§ **STATED EXERCISE**
Render the rows starting at the line containing "492, 549, 500]" and ending at the line containing "48, 549, 56]" as a JSON list of strings, one string per line, with blank lines omitted.

----- ENTRIES PROVIDED

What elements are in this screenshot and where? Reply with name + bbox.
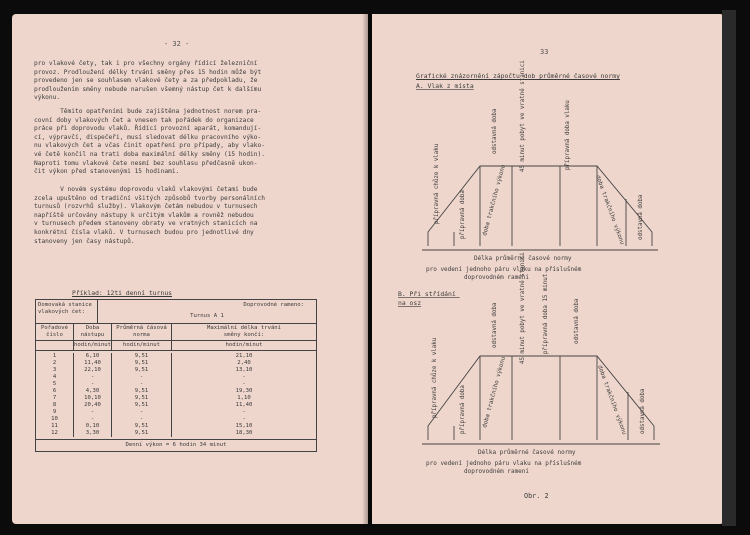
figure-label: Obr. 2	[524, 492, 549, 500]
header-order: Pořadové číslo	[36, 324, 74, 340]
unit-norm: hodin/minut	[112, 341, 172, 350]
section-a-caption-2-line2: doprovodném rameni	[464, 274, 530, 281]
page-number-right: 33	[540, 48, 549, 56]
section-b-heading-line1: B. Při střídání	[398, 290, 456, 298]
b-label-prep: přípravná doba	[460, 385, 466, 434]
section-b-caption-1: Délka průměrné časové normy	[478, 449, 576, 456]
table-header-row	[36, 324, 316, 341]
section-b-caption-2-line1: pro vedení jednoho páru vlaku na příslušném	[426, 460, 582, 467]
a-label-prep: přípravná doba	[460, 190, 466, 239]
a-label-traction2: doba trakčního výkonu	[594, 174, 625, 246]
header-start: Doba nástupu	[74, 324, 112, 340]
page-number-left: - 32 -	[164, 40, 190, 48]
book-edge	[722, 10, 736, 526]
section-a-caption-1: Délka průměrné časové normy	[474, 255, 572, 262]
b-label-park2: odstavná doba	[640, 388, 646, 434]
header-max: Maximální délka trvání směny končí:	[206, 325, 282, 338]
a-label-prep2: přípravná doba vlaku	[565, 100, 571, 170]
a-label-traction: doba trakčního výkonu	[482, 164, 507, 237]
section-b-caption-2-line2: doprovodném rameni	[464, 468, 530, 475]
section-b-heading-line2: na osz	[398, 299, 422, 307]
time-norm-diagram	[372, 14, 724, 524]
escort-label: Doprovodné rameno:	[243, 302, 304, 308]
b-label-park-mid: odstavná doba	[574, 298, 580, 344]
right-page	[372, 14, 724, 524]
figure-title: Grafické znázornění zápočtu dob průměrné časové normy	[416, 72, 620, 80]
table-footer: Denní výkon = 6 hodin 34 minut	[36, 439, 316, 451]
a-label-walk: přípravná chůze k vlaku	[434, 143, 440, 224]
unit-max: hodin/minut	[225, 342, 263, 348]
example-caption: Příklad: 12ti denní turnus	[72, 289, 173, 297]
a-label-stay: 45 minut pobyt ve vratné stanici	[520, 60, 526, 172]
col-max-values: 21,10 2,40 13,10 - - 19,30 1,10 11,40 - - 15,10 18,30	[235, 353, 253, 436]
header-norm: Průměrná čásová norma	[112, 324, 172, 340]
table-units-row	[36, 341, 316, 351]
table-body	[36, 351, 316, 439]
a-label-park: odstavná doba	[492, 108, 498, 154]
b-label-stay: 45 minut pobyt ve vratné stanici	[520, 252, 526, 364]
turnus-label: Turnus A 1	[190, 313, 224, 319]
paragraph-3: V novém systému doprovodu vlaků vlakovými četami bude zcela upuštěno od tradiční všitých způsobů tvorby personálních turnusů (rozvrhů služby). Vlakovým četám nebudou v turnusech napříště určovány nástupy k určitým vlakům a rovněž nebudou v turnusech předem stanoveny obraty ve vratných stanicích na konkrétní čísla vlaků. V turnusech budou pro jednotlivé dny stanoveny jen časy nástupů.	[34, 186, 265, 245]
b-label-traction: doba trakčního výkonu	[482, 356, 507, 429]
home-station-label: Domovaká stanice vlakových čet:	[36, 300, 98, 323]
section-b-heading	[398, 290, 460, 307]
b-label-walk: přípravná chůze k vlaku	[432, 337, 438, 418]
section-a-heading: A. Vlak z místa	[416, 82, 474, 90]
section-a-caption-2	[426, 266, 585, 281]
left-page	[12, 14, 368, 524]
a-label-park2: odstavná doba	[638, 194, 644, 240]
b-label-traction2: doba trakčního výkonu	[596, 364, 627, 436]
section-b-caption-2	[426, 460, 585, 475]
b-label-prep15: přípravná doba 15 minut	[543, 273, 549, 354]
shift-table	[35, 299, 317, 452]
col-order-values: 1 2 3 4 5 6 7 8 9 10 11 12	[36, 353, 74, 437]
unit-order	[36, 341, 74, 350]
paragraph-1: pro vlakové čety, tak i pro všechny orgány řídící železniční provoz. Prodloužení délky trvání směny přes 15 hodin může být provedeno jen se souhlasem vlakové čety a za předpokladu, že prodloužením směny nebude narušen všemný nástup čet k dalšímu výkonu.	[34, 60, 262, 102]
unit-start: hodin/minut	[74, 342, 112, 348]
col-norm-values: 9,51 9,51 9,51 - - 9,51 9,51 9,51 - - 9,51 9,51	[112, 353, 172, 437]
section-a-caption-2-line1: pro vedení jednoho páru vlaku na příslušném	[426, 266, 582, 273]
escort-header	[98, 300, 316, 323]
paragraph-2: Těmito opatřeními bude zajištěna jednotnost norem pra- covní doby vlakových čet a vnesen tak pořádek do organizace práce při doprovodu vlaků. Řídící provozní aparát, komandují- cí, výpravčí, dispečeři, musí sledovat délku pracovního výko- nu vlakových čet a včas činit opatření pro případy, aby vlako- vé četě končil na trati doba maximální délky směny (15 hodin). Naproti tomu vlakové čete nesmí bez souhlasu předčasně ukon- čit výkon před stanovenými 15 hodinami.	[34, 108, 265, 176]
b-label-park: odstavná doba	[492, 302, 498, 348]
col-start-values: 6,10 11,40 22,10 - - 4,30 10,10 20,40 - - 0,10 3,30	[74, 353, 112, 437]
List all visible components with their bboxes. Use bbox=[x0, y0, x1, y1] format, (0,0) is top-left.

----------

§ **SOLUTION TO THIS PROBLEM**
[
  "figure-label: Obr. 2\t[524, 492, 549, 500]",
  "header-order: Pořadové číslo\t[36, 324, 74, 340]",
  "unit-norm: hodin/minut\t[112, 341, 172, 350]",
  "section-a-caption-2-line2: doprovodném rameni\t[464, 274, 530, 281]",
  "page-number-right: 33\t[540, 48, 549, 56]"
]